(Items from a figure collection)
------------------------------------------------------------
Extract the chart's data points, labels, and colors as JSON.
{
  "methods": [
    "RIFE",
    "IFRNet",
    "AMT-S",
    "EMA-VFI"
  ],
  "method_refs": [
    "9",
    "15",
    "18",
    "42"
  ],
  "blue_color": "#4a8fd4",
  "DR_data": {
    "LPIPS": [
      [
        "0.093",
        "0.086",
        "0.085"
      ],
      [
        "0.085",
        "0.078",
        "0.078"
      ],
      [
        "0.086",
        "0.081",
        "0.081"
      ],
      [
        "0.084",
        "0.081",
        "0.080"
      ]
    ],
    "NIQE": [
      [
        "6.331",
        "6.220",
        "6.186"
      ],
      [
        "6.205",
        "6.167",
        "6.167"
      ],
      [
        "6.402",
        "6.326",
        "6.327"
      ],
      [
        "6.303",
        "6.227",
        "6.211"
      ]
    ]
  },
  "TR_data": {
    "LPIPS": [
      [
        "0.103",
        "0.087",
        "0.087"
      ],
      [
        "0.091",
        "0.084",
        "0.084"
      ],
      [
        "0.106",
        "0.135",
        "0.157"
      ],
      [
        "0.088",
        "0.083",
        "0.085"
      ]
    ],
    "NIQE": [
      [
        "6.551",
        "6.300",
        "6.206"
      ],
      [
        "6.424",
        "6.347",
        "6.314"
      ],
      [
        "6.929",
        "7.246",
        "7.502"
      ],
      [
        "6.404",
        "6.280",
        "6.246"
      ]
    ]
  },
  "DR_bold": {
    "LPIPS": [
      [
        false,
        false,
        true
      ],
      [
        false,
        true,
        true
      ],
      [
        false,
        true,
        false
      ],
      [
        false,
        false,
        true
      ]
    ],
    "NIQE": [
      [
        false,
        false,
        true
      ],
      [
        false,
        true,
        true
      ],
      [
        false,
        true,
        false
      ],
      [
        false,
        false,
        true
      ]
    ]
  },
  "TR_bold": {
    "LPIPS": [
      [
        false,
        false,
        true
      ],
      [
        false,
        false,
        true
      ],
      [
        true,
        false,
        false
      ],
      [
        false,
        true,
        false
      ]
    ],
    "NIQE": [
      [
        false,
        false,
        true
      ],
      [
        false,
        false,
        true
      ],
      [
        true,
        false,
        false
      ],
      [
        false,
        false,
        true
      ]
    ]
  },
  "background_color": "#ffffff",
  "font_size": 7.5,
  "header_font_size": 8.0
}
------------------------------------------------------------
= Aim of the exercise =
Return every entry verbatim.

= Answer for the task =
Extract the chart's data points, labels, and colors as JSON.
{
  "methods": [
    "RIFE",
    "IFRNet",
    "AMT-S",
    "EMA-VFI"
  ],
  "method_refs": [
    "9",
    "15",
    "18",
    "42"
  ],
  "blue_color": "#4a8fd4",
  "DR_data": {
    "LPIPS": [
      [
        "0.093",
        "0.086",
        "0.085"
      ],
      [
        "0.085",
        "0.078",
        "0.078"
      ],
      [
        "0.086",
        "0.081",
        "0.081"
      ],
      [
        "0.084",
        "0.081",
        "0.080"
      ]
    ],
    "NIQE": [
      [
        "6.331",
        "6.220",
        "6.186"
      ],
      [
        "6.205",
        "6.167",
        "6.167"
      ],
      [
        "6.402",
        "6.326",
        "6.327"
      ],
      [
        "6.303",
        "6.227",
        "6.211"
      ]
    ]
  },
  "TR_data": {
    "LPIPS": [
      [
        "0.103",
        "0.087",
        "0.087"
      ],
      [
        "0.091",
        "0.084",
        "0.084"
      ],
      [
        "0.106",
        "0.135",
        "0.157"
      ],
      [
        "0.088",
        "0.083",
        "0.085"
      ]
    ],
    "NIQE": [
      [
        "6.551",
        "6.300",
        "6.206"
      ],
      [
        "6.424",
        "6.347",
        "6.314"
      ],
      [
        "6.929",
        "7.246",
        "7.502"
      ],
      [
        "6.404",
        "6.280",
        "6.246"
      ]
    ]
  },
  "DR_bold": {
    "LPIPS": [
      [
        false,
        false,
        true
      ],
      [
        false,
        true,
        true
      ],
      [
        false,
        true,
        false
      ],
      [
        false,
        false,
        true
      ]
    ],
    "NIQE": [
      [
        false,
        false,
        true
      ],
      [
        false,
        true,
        true
      ],
      [
        false,
        true,
        false
      ],
      [
        false,
        false,
        true
      ]
    ]
  },
  "TR_bold": {
    "LPIPS": [
      [
        false,
        false,
        true
      ],
      [
        false,
        false,
        true
      ],
      [
        true,
        false,
        false
      ],
      [
        false,
        true,
        false
      ]
    ],
    "NIQE": [
      [
        false,
        false,
        true
      ],
      [
        false,
        false,
        true
      ],
      [
        true,
        false,
        false
      ],
      [
        false,
        false,
        true
      ]
    ]
  },
  "background_color": "#ffffff",
  "font_size": 7.5,
  "header_font_size": 8.0
}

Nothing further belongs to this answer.